#### [MATERIAL]
-- Start --
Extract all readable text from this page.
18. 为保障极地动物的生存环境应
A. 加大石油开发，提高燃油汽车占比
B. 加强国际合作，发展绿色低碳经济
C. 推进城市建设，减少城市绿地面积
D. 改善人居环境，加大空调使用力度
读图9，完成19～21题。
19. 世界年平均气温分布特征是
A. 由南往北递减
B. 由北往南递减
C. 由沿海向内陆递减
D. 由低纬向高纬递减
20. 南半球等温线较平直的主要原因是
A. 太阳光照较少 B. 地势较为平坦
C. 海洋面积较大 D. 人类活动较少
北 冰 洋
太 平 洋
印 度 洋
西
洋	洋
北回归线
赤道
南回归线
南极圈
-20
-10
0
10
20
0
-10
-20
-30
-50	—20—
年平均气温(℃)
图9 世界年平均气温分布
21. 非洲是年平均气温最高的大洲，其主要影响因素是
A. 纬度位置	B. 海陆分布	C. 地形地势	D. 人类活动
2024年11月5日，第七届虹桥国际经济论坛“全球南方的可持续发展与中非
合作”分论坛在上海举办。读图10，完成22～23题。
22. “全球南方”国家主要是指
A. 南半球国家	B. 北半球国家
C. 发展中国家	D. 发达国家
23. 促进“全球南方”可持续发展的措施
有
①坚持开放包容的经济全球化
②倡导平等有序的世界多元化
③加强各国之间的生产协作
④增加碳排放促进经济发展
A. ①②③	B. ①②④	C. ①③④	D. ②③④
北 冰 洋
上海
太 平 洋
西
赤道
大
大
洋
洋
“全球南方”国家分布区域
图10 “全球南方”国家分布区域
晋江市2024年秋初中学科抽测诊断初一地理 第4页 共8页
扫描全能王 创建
-- End --
#### [WORK TO COMPLETE]
Reproduce the data, keeping every line exactly the same.

#### [EXERCISE ANSWER]
Extract all readable text from this page.
18. 为保障极地动物的生存环境应
A. 加大石油开发，提高燃油汽车占比
B. 加强国际合作，发展绿色低碳经济
C. 推进城市建设，减少城市绿地面积
D. 改善人居环境，加大空调使用力度
读图9，完成19～21题。
19. 世界年平均气温分布特征是
A. 由南往北递减
B. 由北往南递减
C. 由沿海向内陆递减
D. 由低纬向高纬递减
20. 南半球等温线较平直的主要原因是
A. 太阳光照较少 B. 地势较为平坦
C. 海洋面积较大 D. 人类活动较少
北 冰 洋
太 平 洋
印 度 洋
西
洋	洋
北回归线
赤道
南回归线
南极圈
-20
-10
0
10
20
0
-10
-20
-30
-50	—20—
年平均气温(℃)
图9 世界年平均气温分布
21. 非洲是年平均气温最高的大洲，其主要影响因素是
A. 纬度位置	B. 海陆分布	C. 地形地势	D. 人类活动
2024年11月5日，第七届虹桥国际经济论坛“全球南方的可持续发展与中非
合作”分论坛在上海举办。读图10，完成22～23题。
22. “全球南方”国家主要是指
A. 南半球国家	B. 北半球国家
C. 发展中国家	D. 发达国家
23. 促进“全球南方”可持续发展的措施
有
①坚持开放包容的经济全球化
②倡导平等有序的世界多元化
③加强各国之间的生产协作
④增加碳排放促进经济发展
A. ①②③	B. ①②④	C. ①③④	D. ②③④
北 冰 洋
上海
太 平 洋
西
赤道
大
大
洋
洋
“全球南方”国家分布区域
图10 “全球南方”国家分布区域
晋江市2024年秋初中学科抽测诊断初一地理 第4页 共8页
扫描全能王 创建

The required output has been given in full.